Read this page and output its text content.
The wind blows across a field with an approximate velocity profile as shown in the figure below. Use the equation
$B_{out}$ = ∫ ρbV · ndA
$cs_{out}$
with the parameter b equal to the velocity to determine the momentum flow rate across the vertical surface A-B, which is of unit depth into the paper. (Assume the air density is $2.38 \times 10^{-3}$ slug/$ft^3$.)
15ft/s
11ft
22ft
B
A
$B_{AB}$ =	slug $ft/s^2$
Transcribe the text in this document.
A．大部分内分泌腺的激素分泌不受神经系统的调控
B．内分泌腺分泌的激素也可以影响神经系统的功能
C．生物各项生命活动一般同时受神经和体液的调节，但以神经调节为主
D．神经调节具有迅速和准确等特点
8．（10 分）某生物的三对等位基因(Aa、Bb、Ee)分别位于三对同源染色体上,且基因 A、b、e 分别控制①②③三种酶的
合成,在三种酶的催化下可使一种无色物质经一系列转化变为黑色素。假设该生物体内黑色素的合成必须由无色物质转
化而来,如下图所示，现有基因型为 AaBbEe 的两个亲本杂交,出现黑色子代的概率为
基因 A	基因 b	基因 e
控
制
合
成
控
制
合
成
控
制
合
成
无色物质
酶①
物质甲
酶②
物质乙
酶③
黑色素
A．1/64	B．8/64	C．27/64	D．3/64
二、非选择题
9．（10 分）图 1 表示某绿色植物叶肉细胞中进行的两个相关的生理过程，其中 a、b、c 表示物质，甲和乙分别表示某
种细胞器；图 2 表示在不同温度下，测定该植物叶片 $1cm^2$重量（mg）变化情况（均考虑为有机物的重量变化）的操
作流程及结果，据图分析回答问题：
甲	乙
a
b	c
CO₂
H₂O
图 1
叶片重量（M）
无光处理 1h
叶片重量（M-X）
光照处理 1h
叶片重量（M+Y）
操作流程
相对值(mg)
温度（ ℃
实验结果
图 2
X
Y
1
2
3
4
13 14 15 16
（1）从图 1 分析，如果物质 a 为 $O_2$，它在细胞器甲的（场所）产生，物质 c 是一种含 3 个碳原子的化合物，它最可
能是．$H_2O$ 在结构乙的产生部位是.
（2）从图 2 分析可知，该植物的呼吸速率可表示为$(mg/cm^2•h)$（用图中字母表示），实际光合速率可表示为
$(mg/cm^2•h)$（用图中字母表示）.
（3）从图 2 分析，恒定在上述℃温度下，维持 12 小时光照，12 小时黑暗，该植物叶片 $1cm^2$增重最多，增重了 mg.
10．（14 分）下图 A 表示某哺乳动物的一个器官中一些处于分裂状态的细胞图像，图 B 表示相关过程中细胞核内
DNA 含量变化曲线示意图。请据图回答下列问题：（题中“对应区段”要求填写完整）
───
### Given request
All of the records must be repeated exactly.

### Written answer
Read this page and output its text content.
The wind blows across a field with an approximate velocity profile as shown in the figure below. Use the equation
$B_{out}$ = ∫ ρbV · ndA
$cs_{out}$
with the parameter b equal to the velocity to determine the momentum flow rate across the vertical surface A-B, which is of unit depth into the paper. (Assume the air density is $2.38 \times 10^{-3}$ slug/$ft^3$.)
15ft/s
11ft
22ft
B
A
$B_{AB}$ =	slug $ft/s^2$
Transcribe the text in this document.
A．大部分内分泌腺的激素分泌不受神经系统的调控
B．内分泌腺分泌的激素也可以影响神经系统的功能
C．生物各项生命活动一般同时受神经和体液的调节，但以神经调节为主
D．神经调节具有迅速和准确等特点
8．（10 分）某生物的三对等位基因(Aa、Bb、Ee)分别位于三对同源染色体上,且基因 A、b、e 分别控制①②③三种酶的
合成,在三种酶的催化下可使一种无色物质经一系列转化变为黑色素。假设该生物体内黑色素的合成必须由无色物质转
化而来,如下图所示，现有基因型为 AaBbEe 的两个亲本杂交,出现黑色子代的概率为
基因 A	基因 b	基因 e
控
制
合
成
控
制
合
成
控
制
合
成
无色物质
酶①
物质甲
酶②
物质乙
酶③
黑色素
A．1/64	B．8/64	C．27/64	D．3/64
二、非选择题
9．（10 分）图 1 表示某绿色植物叶肉细胞中进行的两个相关的生理过程，其中 a、b、c 表示物质，甲和乙分别表示某
种细胞器；图 2 表示在不同温度下，测定该植物叶片 $1cm^2$重量（mg）变化情况（均考虑为有机物的重量变化）的操
作流程及结果，据图分析回答问题：
甲	乙
a
b	c
CO₂
H₂O
图 1
叶片重量（M）
无光处理 1h
叶片重量（M-X）
光照处理 1h
叶片重量（M+Y）
操作流程
相对值(mg)
温度（ ℃
实验结果
图 2
X
Y
1
2
3
4
13 14 15 16
（1）从图 1 分析，如果物质 a 为 $O_2$，它在细胞器甲的（场所）产生，物质 c 是一种含 3 个碳原子的化合物，它最可
能是．$H_2O$ 在结构乙的产生部位是.
（2）从图 2 分析可知，该植物的呼吸速率可表示为$(mg/cm^2•h)$（用图中字母表示），实际光合速率可表示为
$(mg/cm^2•h)$（用图中字母表示）.
（3）从图 2 分析，恒定在上述℃温度下，维持 12 小时光照，12 小时黑暗，该植物叶片 $1cm^2$增重最多，增重了 mg.
10．（14 分）下图 A 表示某哺乳动物的一个器官中一些处于分裂状态的细胞图像，图 B 表示相关过程中细胞核内
DNA 含量变化曲线示意图。请据图回答下列问题：（题中“对应区段”要求填写完整）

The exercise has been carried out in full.